Required work
Pull every line of the entries that has the word "与诸人步入桃花源".
### Extracted records ###
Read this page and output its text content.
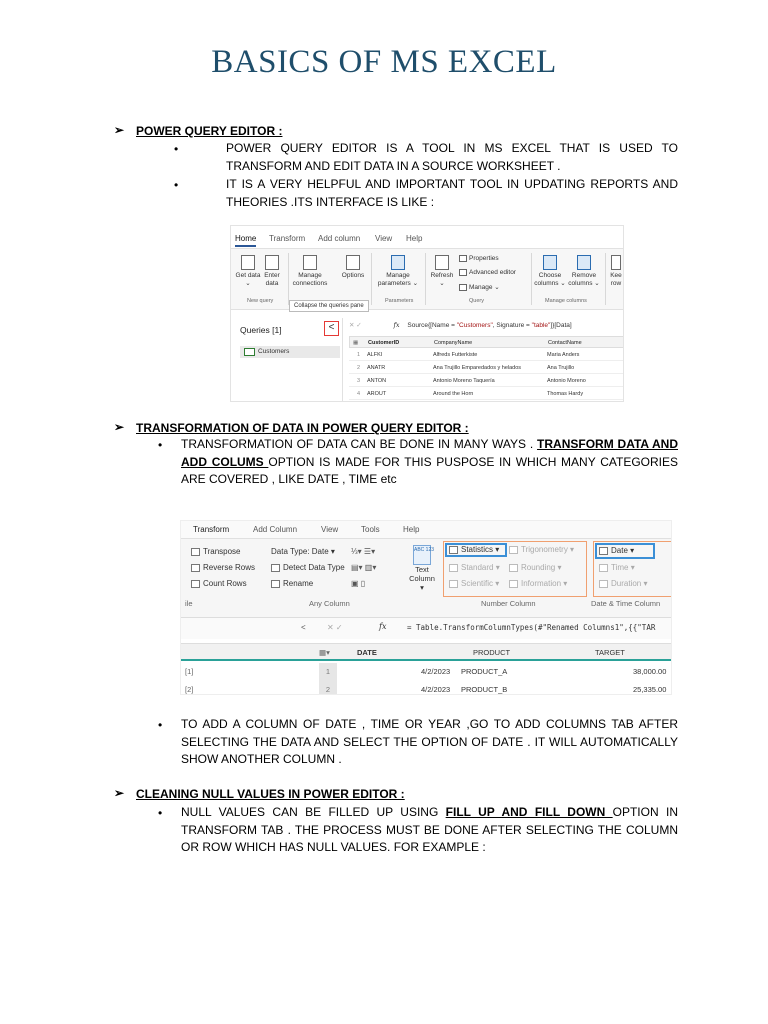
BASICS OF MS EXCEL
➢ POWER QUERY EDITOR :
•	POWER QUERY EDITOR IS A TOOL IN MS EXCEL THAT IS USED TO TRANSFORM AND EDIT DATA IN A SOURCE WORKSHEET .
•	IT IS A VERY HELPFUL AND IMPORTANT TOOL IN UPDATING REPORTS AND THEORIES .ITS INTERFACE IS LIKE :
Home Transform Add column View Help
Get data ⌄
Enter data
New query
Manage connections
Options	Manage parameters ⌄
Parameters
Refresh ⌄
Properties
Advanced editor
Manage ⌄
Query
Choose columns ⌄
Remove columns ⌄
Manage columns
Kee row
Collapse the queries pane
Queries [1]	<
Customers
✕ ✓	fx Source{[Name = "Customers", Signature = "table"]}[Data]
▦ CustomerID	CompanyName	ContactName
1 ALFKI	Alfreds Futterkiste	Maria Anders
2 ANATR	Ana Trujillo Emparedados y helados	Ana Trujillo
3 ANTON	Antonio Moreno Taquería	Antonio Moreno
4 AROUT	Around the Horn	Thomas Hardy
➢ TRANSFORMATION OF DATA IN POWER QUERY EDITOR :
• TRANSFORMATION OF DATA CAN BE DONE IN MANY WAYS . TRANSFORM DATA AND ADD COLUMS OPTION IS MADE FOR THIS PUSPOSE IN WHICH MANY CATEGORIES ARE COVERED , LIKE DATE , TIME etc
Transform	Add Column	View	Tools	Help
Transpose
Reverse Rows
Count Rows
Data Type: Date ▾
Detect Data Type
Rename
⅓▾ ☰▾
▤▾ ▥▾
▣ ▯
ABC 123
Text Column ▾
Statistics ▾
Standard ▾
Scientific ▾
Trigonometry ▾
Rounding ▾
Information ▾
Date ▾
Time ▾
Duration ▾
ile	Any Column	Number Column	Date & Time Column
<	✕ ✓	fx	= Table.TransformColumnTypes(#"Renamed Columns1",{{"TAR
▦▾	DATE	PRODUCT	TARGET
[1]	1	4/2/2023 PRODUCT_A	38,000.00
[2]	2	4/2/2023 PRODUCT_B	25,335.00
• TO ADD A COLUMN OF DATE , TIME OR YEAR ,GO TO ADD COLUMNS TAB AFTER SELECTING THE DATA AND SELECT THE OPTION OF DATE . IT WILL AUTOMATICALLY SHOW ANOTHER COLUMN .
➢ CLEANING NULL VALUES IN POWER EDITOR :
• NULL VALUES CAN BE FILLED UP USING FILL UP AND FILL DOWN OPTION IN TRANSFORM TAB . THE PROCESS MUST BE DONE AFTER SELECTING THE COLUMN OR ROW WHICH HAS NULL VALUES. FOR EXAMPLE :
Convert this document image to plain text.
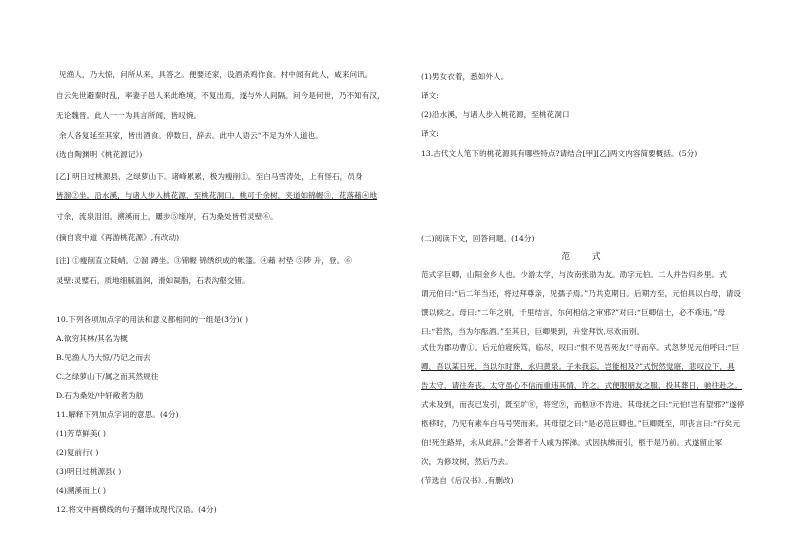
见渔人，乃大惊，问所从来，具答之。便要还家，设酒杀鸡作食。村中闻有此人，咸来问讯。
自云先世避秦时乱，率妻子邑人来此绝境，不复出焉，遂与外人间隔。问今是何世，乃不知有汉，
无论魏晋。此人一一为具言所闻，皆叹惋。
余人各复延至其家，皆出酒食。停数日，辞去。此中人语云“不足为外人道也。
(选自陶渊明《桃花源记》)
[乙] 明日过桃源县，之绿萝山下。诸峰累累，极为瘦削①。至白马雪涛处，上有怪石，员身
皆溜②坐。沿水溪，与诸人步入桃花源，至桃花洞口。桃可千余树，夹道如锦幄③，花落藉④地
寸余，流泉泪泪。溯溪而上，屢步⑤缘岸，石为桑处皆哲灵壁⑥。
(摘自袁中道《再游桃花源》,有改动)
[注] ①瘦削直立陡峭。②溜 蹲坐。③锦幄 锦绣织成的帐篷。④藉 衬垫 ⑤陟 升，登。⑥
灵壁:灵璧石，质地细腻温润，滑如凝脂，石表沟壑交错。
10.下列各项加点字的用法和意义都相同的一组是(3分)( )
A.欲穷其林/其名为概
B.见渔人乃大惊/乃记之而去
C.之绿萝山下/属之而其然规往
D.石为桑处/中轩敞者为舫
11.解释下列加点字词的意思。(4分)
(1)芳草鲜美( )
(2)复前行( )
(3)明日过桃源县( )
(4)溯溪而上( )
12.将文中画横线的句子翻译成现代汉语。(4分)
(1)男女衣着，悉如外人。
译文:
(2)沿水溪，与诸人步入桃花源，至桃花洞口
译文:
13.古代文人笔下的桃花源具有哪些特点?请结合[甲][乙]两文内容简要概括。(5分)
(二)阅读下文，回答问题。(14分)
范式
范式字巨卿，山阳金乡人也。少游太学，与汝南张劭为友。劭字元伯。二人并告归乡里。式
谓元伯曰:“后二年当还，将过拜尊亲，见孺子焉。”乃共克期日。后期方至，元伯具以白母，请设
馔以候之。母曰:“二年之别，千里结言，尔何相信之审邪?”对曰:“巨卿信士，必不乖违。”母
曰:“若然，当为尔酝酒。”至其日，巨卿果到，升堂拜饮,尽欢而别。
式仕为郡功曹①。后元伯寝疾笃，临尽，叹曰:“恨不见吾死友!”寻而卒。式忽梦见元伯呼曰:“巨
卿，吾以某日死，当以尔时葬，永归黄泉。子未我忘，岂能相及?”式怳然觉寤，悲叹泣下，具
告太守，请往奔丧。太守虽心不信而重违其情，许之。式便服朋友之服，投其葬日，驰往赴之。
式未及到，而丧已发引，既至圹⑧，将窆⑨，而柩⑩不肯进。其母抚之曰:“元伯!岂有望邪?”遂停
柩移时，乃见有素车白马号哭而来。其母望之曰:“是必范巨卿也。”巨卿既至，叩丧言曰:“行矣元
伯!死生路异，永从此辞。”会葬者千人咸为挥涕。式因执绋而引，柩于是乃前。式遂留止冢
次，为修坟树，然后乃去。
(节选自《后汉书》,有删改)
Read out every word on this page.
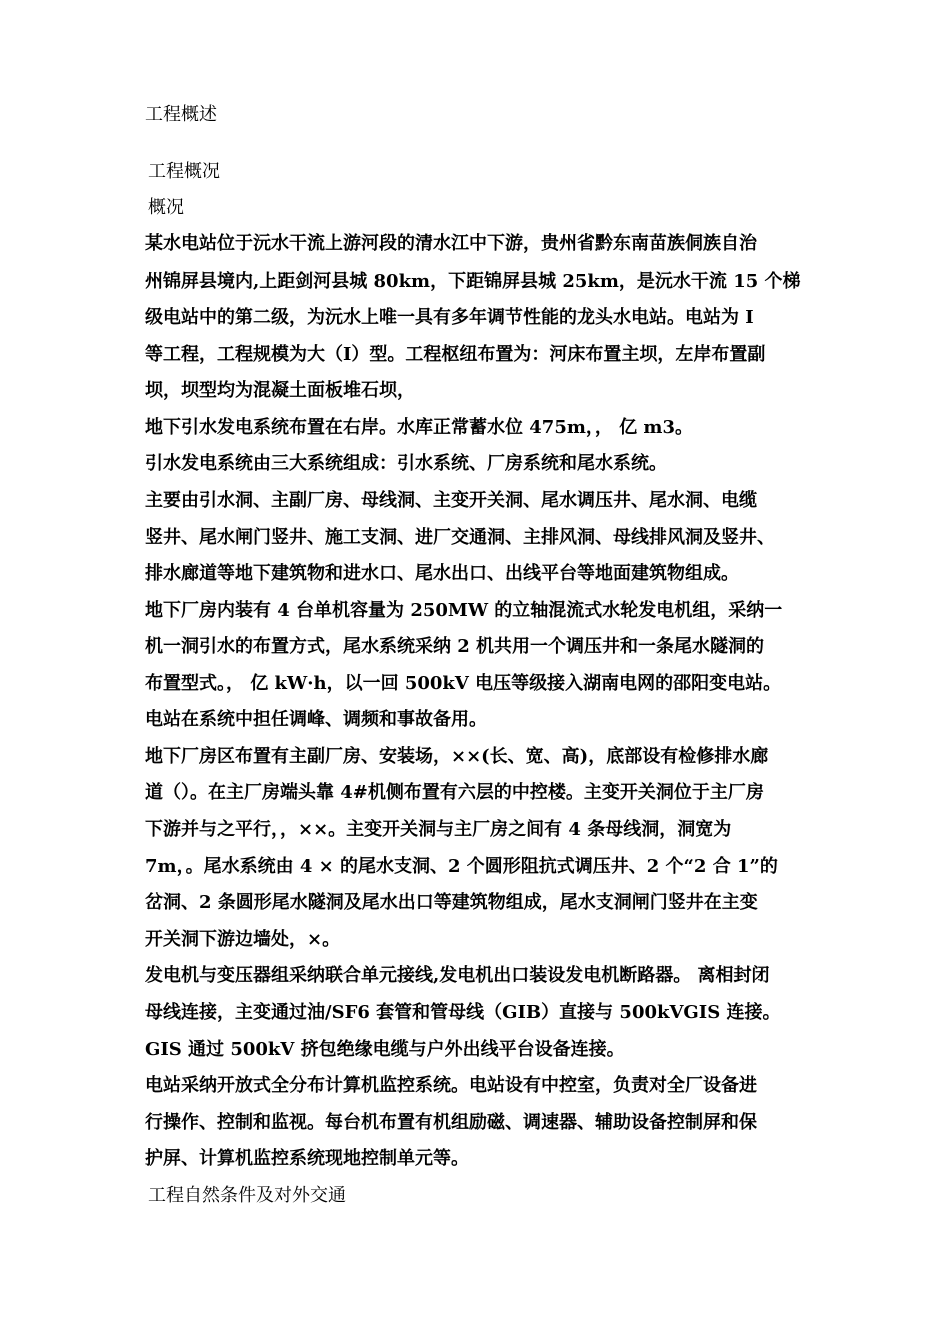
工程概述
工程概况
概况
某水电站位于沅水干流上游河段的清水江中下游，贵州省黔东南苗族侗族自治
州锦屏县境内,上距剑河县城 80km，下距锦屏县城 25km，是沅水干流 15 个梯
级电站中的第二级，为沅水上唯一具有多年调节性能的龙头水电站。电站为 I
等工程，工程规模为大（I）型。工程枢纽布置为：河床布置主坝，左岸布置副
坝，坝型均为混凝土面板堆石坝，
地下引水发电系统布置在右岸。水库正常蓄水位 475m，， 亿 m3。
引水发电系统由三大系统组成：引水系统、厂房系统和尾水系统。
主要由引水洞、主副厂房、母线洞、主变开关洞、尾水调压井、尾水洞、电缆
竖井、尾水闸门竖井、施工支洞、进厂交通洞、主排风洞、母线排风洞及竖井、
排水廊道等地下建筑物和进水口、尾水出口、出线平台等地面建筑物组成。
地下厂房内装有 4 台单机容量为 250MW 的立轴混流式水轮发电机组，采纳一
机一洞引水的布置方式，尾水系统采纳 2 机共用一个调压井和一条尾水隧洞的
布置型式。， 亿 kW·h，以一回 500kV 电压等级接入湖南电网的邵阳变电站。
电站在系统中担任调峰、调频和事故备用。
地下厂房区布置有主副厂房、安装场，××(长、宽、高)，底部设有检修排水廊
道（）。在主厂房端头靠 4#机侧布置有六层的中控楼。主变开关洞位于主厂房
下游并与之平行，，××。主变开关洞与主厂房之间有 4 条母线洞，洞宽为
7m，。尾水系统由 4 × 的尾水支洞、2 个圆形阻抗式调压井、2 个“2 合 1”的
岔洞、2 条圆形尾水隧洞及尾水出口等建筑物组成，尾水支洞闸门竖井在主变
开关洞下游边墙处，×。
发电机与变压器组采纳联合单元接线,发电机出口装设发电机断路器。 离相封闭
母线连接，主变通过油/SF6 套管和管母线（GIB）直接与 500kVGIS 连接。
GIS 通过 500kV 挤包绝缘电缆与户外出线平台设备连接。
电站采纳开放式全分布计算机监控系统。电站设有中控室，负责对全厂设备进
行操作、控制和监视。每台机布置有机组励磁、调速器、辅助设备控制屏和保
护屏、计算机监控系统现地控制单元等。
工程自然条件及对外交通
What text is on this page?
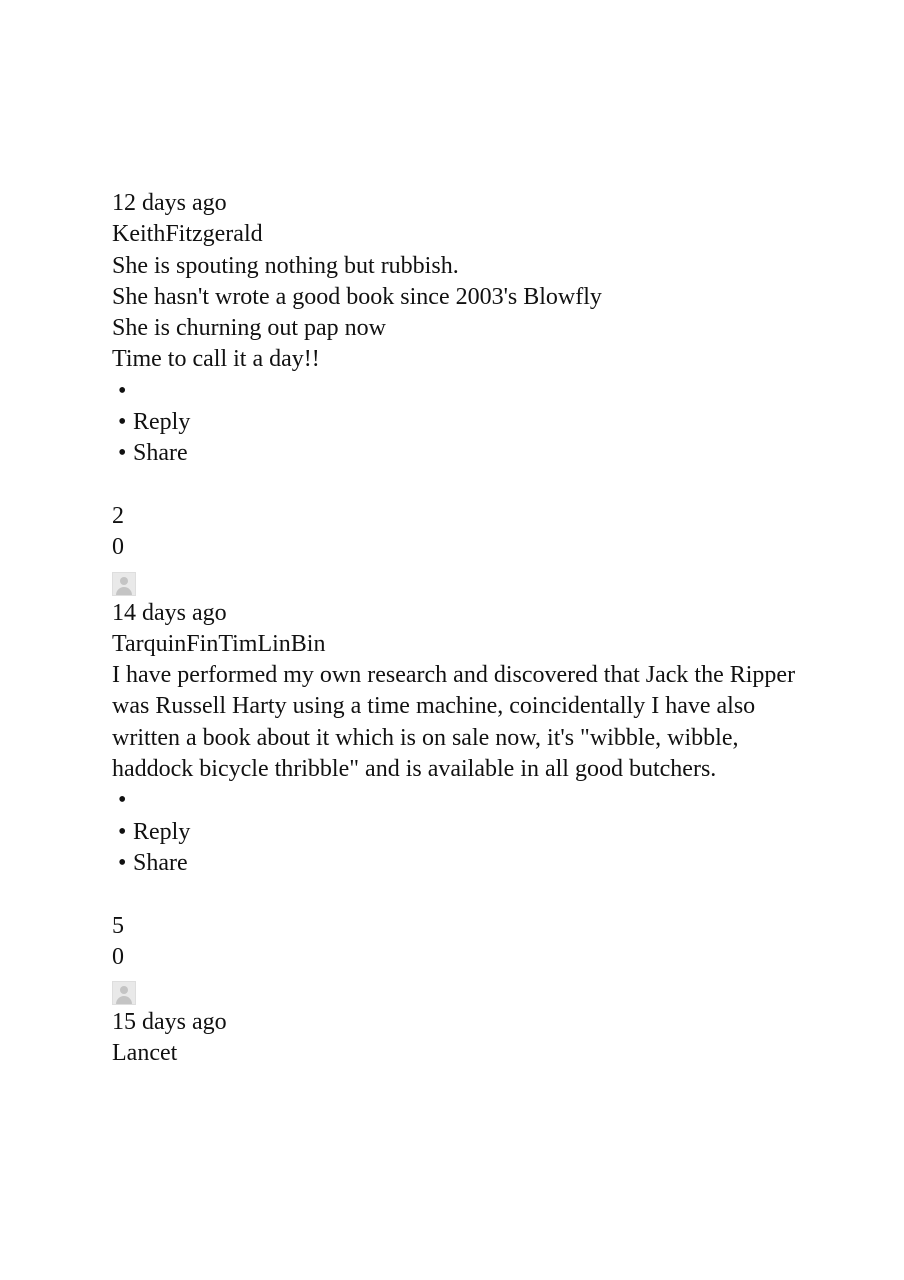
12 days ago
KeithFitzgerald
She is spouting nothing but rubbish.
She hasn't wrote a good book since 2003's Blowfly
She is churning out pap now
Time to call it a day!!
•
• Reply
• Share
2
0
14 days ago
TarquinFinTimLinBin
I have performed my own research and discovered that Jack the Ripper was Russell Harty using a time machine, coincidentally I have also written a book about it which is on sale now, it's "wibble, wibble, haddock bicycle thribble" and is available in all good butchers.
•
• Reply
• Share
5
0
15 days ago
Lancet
###
Finished answer
皆溜②坐。沿水溪，与诸人步入桃花源，至桃花洞口。桃可千余树，夹道如锦幄③，花落藉④地
(2)沿水溪，与诸人步入桃花源，至桃花洞口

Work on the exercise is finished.